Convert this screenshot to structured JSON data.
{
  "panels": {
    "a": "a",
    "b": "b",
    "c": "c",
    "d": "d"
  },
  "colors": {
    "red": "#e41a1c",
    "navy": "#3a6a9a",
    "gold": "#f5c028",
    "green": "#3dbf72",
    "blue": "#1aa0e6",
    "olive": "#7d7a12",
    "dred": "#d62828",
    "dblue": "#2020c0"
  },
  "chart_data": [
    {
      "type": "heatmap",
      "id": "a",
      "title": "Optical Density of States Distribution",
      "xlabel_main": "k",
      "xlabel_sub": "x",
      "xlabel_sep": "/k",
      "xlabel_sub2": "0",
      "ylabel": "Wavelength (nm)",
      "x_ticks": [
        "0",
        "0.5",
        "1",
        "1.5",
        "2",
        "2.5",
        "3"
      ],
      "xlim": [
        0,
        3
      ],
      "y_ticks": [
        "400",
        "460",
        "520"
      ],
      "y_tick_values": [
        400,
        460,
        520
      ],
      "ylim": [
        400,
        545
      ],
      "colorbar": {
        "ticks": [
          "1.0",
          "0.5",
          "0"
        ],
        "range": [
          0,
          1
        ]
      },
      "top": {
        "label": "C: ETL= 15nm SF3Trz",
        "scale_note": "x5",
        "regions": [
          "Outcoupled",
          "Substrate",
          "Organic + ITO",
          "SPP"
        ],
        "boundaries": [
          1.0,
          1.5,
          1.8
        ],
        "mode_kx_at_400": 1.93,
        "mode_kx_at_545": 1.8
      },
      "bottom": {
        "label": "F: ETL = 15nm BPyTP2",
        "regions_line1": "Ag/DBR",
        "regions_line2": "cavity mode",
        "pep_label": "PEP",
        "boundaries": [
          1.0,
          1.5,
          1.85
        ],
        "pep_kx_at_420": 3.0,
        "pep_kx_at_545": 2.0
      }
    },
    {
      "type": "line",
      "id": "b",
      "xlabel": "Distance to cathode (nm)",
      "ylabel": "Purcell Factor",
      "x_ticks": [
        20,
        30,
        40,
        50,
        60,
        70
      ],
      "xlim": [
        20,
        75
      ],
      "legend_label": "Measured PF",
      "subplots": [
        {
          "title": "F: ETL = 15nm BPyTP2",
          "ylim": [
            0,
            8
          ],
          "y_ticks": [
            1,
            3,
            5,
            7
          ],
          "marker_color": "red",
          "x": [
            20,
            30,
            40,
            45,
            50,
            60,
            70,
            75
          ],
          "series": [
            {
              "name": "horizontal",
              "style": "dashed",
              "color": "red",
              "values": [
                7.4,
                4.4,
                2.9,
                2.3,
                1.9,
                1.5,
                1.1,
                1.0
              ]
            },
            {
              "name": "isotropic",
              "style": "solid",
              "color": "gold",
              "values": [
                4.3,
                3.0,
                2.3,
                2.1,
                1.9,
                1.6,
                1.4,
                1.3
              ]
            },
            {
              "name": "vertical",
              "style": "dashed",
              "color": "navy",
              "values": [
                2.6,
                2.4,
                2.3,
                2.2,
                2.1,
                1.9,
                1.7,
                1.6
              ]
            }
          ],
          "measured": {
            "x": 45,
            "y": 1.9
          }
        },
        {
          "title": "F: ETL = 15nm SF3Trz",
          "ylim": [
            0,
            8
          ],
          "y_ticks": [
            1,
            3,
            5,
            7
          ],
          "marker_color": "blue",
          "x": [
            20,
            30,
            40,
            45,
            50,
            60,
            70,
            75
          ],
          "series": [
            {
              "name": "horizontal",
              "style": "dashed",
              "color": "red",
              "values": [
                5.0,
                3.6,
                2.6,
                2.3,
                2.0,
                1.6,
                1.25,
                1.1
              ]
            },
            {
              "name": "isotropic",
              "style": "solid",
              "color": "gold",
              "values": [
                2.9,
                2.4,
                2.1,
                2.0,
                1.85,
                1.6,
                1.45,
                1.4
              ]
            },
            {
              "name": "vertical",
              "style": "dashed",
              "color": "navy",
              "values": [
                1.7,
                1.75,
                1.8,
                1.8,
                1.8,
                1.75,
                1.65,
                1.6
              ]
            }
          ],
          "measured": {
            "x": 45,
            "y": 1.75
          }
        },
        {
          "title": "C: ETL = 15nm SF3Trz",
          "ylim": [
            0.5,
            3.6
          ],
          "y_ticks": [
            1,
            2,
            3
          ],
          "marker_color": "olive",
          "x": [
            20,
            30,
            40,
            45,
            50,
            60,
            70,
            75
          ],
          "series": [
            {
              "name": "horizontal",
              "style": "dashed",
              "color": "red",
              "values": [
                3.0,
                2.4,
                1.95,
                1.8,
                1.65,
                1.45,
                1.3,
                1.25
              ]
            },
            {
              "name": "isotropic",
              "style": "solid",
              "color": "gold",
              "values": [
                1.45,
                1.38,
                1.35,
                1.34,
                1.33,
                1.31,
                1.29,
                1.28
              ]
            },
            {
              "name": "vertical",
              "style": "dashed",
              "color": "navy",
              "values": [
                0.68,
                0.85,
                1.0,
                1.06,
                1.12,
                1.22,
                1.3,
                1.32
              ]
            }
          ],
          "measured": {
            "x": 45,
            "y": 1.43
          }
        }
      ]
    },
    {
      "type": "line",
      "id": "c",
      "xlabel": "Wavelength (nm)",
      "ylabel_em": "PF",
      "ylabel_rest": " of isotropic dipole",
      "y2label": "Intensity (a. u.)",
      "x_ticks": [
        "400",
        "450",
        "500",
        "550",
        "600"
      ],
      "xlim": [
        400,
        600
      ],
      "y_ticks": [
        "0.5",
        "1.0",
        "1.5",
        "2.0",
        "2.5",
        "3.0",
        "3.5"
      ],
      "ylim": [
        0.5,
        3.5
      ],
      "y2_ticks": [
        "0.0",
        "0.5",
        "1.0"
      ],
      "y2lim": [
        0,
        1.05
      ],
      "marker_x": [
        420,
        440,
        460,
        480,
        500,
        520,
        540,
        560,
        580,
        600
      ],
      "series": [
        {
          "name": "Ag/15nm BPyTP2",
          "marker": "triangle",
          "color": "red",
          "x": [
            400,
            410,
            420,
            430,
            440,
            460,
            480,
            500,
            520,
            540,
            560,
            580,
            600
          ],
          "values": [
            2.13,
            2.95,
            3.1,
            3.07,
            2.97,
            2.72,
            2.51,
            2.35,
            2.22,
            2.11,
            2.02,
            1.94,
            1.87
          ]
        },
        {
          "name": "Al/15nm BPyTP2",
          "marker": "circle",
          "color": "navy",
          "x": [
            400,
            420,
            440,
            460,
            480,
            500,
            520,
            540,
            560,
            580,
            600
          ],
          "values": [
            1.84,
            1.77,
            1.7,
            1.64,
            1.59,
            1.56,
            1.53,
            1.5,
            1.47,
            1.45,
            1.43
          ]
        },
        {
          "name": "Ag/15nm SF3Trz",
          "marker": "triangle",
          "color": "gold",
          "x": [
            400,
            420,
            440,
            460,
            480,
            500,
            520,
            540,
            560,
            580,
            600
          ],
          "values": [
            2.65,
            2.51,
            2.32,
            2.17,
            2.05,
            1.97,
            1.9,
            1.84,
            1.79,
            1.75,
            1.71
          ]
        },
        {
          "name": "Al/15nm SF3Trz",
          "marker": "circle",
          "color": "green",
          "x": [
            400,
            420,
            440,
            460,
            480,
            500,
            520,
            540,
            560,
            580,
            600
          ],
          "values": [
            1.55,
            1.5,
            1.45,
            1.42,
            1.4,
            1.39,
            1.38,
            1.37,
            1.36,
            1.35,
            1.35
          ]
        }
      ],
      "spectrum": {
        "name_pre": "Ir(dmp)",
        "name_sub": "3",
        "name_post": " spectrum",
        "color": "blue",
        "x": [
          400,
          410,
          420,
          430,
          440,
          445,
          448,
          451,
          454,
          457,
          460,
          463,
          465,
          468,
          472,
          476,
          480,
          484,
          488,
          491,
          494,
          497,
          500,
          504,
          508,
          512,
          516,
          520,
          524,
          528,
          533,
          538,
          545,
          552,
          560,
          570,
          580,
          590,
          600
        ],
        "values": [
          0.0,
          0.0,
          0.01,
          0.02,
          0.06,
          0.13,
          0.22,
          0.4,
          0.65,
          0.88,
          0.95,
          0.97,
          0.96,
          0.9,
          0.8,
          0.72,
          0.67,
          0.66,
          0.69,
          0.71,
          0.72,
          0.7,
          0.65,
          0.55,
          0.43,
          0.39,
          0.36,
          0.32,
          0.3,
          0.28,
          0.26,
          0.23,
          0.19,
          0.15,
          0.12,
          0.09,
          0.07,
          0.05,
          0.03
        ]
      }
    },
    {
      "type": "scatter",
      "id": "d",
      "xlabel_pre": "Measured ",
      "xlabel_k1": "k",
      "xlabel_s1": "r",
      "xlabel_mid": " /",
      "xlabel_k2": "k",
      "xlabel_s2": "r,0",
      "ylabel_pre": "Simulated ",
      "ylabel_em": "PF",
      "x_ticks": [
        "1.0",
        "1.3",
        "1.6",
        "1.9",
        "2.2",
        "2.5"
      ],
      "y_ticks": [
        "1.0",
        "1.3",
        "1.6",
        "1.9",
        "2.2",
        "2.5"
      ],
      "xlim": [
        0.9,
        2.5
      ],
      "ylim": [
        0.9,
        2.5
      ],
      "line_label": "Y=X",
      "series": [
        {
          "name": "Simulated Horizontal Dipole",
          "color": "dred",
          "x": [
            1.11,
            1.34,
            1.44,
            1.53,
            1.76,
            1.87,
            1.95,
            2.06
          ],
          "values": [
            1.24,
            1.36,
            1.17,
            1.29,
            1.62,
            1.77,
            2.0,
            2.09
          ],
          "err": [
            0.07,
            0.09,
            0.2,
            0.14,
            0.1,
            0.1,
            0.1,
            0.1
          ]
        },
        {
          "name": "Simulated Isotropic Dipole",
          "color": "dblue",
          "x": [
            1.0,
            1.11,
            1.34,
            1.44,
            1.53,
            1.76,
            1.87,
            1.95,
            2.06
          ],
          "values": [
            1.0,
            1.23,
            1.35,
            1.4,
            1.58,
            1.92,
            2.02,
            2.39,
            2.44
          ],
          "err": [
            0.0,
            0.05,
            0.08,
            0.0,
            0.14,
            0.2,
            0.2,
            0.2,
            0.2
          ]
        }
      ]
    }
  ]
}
^^^^^^^^^^^^^^^^
▸ **YOUR TASK**: Copy every line in the records above that contains the word "type".

▸ **EXERCISE SOLUTION**:
      "type": "heatmap",
      "type": "line",
      "type": "line",
      "type": "scatter",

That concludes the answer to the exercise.